EXTRACT TO READ:
-*-*-

Meyrick et al (Target Oncol 2021) extracted from their RLT study of 191 men with mCRPC and identified features that best predicted for favorable response and survival: low baseline PSA, predominantly lymph node metastases, and no prior chemotherapy.

In the VISION trial, there were few serious adverse effects (grade 3 or worse). Dry mouth and fatigue occurred in ≥ 20% and hematologic suppression in ≥ 30%. In an Australian trial, 177Lu RLT had fewer adverse effects than the comparator arm of cabazitaxel chemotherapy.

Lutetium-177 RLT (trade name PLUVICTO) is administered as a short outpatient intravenous infusion. Its 6.7-day half-life requires physical distancing precautions by the recipient for several days. A treatment cycle is 6 weeks.

The Future: What’s Next ? — Answer: Earlier and Earlier Application:

The VISION trial established the substantial efficacy and safety of 177Lu RLT and supports research protocols for its earlier introduction in the sequence of therapy for prostate cancer. The earlier use would introduce it before mutations conferring resistance have developed due to the adaptive pressures of treatment.

177Lu-PSMA-617 offers a welcome and entirely different alternative to the effective, but ultimately limited, hormonal therapies. Early successful application of 177Lu has the potential of delaying the use of hormonal therapy with its inherent adverse effects and ADT’s tendency to accelerate the transition to castration-resistant prostate cancer.

The beta-emissions (high energy electrons) from 177Lu travel a distance of 0.7 and 2.1 mm. They are most effective in smaller lesions. The limited range reduces the toxicity to nearby non-malignant cells such as hematologic precursors in the bone marrow.

Metastatic hormone-sensitive prostate cancer (mHSPC) is currently increasingly diagnosed as a result of the lapse in PSA testing following the 2012 USPSTF Grade D recommendation against PSA screening. However, the now available sensitive PSMA PET-CT scans also contribute to finding mHSPC more frequently. In men originally treated for high-risk cancer, 40-70% of men with biochemical recurrence imaged by PSMA PET will be oligometastatic with few metastases (Kroeze et al. European Urology Focus. 2021).

A Sampling of Protocols Researching Early 177Lu Application

[“Prostate-Specific Membrane Antigen (PSMA) Theranostics for Treatment of Oligometastatic Prostate Cancer” by Plichta et al. International Journal of Molecular Sciences. Sept. 2021 is a comprehensive review.]

• UpFrontPSMA, an Australian trial (NCT04343885), “is investigating the use of docetaxel in combination with 177Lu-PSMA-617 as compared to docetaxel alone in men with a new diagnosis of high-volume metastatic hormone-naive prostate cancer.” (Plichta et al. International Journal of Molecular Sciences. Sept. 2021, an excellent reference.)

-*-*-

RECORDED INFORMATION:
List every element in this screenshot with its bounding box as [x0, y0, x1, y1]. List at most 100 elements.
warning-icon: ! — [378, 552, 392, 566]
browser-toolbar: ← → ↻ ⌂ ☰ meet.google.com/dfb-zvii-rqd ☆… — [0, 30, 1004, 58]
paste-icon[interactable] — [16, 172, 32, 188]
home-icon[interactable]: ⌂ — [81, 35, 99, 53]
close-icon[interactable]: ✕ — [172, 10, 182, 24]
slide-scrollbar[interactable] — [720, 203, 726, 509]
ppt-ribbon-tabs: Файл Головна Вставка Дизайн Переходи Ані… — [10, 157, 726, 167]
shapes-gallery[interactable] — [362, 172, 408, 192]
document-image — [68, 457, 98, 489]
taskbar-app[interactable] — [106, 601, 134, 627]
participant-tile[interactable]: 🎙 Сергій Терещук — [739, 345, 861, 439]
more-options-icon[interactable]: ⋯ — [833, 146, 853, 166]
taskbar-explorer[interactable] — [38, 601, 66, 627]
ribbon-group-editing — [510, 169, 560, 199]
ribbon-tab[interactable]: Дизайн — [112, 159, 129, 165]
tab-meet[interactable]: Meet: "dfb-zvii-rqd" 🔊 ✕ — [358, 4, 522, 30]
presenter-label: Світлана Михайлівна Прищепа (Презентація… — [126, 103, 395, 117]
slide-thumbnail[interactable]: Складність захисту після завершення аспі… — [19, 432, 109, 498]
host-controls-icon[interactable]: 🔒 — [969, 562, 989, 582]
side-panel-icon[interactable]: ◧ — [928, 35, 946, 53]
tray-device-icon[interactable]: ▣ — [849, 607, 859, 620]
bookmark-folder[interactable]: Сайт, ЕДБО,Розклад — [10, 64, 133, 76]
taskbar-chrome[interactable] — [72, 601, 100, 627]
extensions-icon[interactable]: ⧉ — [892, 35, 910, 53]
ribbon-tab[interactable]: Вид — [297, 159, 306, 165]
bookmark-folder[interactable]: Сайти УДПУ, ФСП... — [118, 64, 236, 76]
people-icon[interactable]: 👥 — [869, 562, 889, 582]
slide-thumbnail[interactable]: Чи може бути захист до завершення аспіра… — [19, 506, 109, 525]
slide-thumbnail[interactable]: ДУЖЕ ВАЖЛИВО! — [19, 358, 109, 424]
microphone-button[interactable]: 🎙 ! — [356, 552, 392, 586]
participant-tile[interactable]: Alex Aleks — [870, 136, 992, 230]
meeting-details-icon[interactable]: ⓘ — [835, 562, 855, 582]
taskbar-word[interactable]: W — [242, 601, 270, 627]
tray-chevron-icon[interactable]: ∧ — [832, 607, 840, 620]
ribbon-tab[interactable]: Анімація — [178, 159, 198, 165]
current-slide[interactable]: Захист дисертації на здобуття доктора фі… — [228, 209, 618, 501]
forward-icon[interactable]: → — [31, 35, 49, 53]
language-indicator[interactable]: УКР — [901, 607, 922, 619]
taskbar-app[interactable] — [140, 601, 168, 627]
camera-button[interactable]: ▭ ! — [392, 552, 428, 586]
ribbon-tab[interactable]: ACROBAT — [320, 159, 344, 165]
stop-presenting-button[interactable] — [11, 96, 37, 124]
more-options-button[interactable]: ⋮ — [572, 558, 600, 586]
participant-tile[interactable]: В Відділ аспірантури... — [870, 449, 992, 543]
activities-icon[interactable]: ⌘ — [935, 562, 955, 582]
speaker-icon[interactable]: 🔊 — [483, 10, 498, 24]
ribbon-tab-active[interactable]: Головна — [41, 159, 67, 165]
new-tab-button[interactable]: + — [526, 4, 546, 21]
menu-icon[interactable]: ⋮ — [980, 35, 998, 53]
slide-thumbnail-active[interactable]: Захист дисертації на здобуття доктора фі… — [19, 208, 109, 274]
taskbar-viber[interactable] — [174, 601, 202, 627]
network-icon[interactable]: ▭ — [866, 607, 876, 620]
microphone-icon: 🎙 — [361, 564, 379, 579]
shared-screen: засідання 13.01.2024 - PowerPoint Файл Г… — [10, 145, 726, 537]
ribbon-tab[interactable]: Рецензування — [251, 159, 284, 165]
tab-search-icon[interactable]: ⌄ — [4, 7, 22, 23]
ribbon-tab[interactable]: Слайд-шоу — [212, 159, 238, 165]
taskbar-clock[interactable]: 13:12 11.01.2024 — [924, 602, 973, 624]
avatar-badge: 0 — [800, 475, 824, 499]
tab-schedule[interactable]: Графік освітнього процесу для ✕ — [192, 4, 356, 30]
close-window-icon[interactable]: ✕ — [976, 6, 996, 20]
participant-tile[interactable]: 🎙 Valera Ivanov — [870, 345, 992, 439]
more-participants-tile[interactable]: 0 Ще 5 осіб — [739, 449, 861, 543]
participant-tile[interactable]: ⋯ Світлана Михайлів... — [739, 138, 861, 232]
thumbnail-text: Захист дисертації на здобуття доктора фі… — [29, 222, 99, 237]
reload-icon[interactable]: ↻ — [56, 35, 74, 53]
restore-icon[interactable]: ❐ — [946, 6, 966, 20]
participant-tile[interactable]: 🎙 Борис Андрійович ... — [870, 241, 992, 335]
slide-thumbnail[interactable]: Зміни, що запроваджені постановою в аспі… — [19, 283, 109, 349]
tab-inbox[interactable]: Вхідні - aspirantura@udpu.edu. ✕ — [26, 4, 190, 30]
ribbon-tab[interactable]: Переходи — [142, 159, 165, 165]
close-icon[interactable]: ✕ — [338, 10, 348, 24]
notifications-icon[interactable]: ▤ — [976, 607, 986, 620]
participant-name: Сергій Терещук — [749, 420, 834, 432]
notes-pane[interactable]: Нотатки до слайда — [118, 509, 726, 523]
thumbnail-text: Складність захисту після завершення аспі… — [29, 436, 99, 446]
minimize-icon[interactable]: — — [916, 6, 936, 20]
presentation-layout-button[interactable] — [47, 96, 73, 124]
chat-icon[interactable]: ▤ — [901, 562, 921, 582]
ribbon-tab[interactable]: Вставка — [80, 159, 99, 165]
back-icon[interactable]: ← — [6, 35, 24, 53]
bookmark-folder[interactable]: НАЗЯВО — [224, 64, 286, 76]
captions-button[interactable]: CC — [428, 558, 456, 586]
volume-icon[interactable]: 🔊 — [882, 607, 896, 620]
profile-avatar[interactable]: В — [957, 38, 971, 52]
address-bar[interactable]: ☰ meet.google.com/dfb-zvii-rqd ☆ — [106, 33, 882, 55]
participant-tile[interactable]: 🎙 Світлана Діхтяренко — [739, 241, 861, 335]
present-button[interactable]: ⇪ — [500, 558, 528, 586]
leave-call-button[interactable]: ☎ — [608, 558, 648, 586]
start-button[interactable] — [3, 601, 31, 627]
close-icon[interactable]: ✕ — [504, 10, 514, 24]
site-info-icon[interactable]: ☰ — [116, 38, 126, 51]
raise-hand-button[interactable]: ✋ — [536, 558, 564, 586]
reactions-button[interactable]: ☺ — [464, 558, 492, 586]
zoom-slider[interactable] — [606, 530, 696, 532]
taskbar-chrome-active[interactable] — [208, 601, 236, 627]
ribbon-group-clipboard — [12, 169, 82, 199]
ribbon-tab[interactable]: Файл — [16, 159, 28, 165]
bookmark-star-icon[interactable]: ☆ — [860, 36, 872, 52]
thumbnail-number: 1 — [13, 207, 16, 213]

-*-*-

WHAT THIS TASK INVOLVES: Reproduce verbatim the stretch of the lutetium-177 prostate cancer passage above from "The VISION trial established" through "castration-resistant prostate cancer.".

OUTPUT OF THE EXERCISE:
The VISION trial established the substantial efficacy and safety of 177Lu RLT and supports research protocols for its earlier introduction in the sequence of therapy for prostate cancer. The earlier use would introduce it before mutations conferring resistance have developed due to the adaptive pressures of treatment.

177Lu-PSMA-617 offers a welcome and entirely different alternative to the effective, but ultimately limited, hormonal therapies. Early successful application of 177Lu has the potential of delaying the use of hormonal therapy with its inherent adverse effects and ADT’s tendency to accelerate the transition to castration-resistant prostate cancer.